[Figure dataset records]
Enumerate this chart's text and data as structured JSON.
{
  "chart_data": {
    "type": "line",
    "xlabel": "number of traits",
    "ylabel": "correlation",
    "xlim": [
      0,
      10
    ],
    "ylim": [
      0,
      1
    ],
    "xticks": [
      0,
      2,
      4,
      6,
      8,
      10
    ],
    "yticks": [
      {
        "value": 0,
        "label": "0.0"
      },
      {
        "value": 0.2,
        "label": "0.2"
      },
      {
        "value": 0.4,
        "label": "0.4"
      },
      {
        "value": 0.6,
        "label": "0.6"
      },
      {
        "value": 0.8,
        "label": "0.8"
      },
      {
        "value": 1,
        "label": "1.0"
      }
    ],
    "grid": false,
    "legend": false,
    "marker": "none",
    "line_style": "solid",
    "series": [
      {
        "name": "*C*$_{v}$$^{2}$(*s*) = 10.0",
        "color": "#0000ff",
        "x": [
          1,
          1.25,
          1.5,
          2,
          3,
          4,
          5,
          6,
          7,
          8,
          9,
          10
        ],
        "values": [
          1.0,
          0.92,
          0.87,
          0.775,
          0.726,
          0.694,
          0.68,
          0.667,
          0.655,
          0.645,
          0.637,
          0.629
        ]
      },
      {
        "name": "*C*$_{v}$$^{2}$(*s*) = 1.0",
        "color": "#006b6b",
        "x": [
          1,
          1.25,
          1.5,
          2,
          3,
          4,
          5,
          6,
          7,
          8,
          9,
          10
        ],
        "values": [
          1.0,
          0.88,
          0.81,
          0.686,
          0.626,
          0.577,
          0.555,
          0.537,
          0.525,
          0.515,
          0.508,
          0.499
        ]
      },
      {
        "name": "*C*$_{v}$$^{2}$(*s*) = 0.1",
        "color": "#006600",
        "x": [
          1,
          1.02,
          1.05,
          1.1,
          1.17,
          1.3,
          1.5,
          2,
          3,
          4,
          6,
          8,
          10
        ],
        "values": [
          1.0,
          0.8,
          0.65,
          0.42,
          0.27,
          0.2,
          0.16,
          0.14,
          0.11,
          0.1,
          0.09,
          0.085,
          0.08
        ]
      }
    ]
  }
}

#### [Set problem]
Retype the material in full. Each word must match.

#### [Completed task]
Enumerate this chart's text and data as structured JSON.
{
  "chart_data": {
    "type": "line",
    "xlabel": "number of traits",
    "ylabel": "correlation",
    "xlim": [
      0,
      10
    ],
    "ylim": [
      0,
      1
    ],
    "xticks": [
      0,
      2,
      4,
      6,
      8,
      10
    ],
    "yticks": [
      {
        "value": 0,
        "label": "0.0"
      },
      {
        "value": 0.2,
        "label": "0.2"
      },
      {
        "value": 0.4,
        "label": "0.4"
      },
      {
        "value": 0.6,
        "label": "0.6"
      },
      {
        "value": 0.8,
        "label": "0.8"
      },
      {
        "value": 1,
        "label": "1.0"
      }
    ],
    "grid": false,
    "legend": false,
    "marker": "none",
    "line_style": "solid",
    "series": [
      {
        "name": "*C*$_{v}$$^{2}$(*s*) = 10.0",
        "color": "#0000ff",
        "x": [
          1,
          1.25,
          1.5,
          2,
          3,
          4,
          5,
          6,
          7,
          8,
          9,
          10
        ],
        "values": [
          1.0,
          0.92,
          0.87,
          0.775,
          0.726,
          0.694,
          0.68,
          0.667,
          0.655,
          0.645,
          0.637,
          0.629
        ]
      },
      {
        "name": "*C*$_{v}$$^{2}$(*s*) = 1.0",
        "color": "#006b6b",
        "x": [
          1,
          1.25,
          1.5,
          2,
          3,
          4,
          5,
          6,
          7,
          8,
          9,
          10
        ],
        "values": [
          1.0,
          0.88,
          0.81,
          0.686,
          0.626,
          0.577,
          0.555,
          0.537,
          0.525,
          0.515,
          0.508,
          0.499
        ]
      },
      {
        "name": "*C*$_{v}$$^{2}$(*s*) = 0.1",
        "color": "#006600",
        "x": [
          1,
          1.02,
          1.05,
          1.1,
          1.17,
          1.3,
          1.5,
          2,
          3,
          4,
          6,
          8,
          10
        ],
        "values": [
          1.0,
          0.8,
          0.65,
          0.42,
          0.27,
          0.2,
          0.16,
          0.14,
          0.11,
          0.1,
          0.09,
          0.085,
          0.08
        ]
      }
    ]
  }
}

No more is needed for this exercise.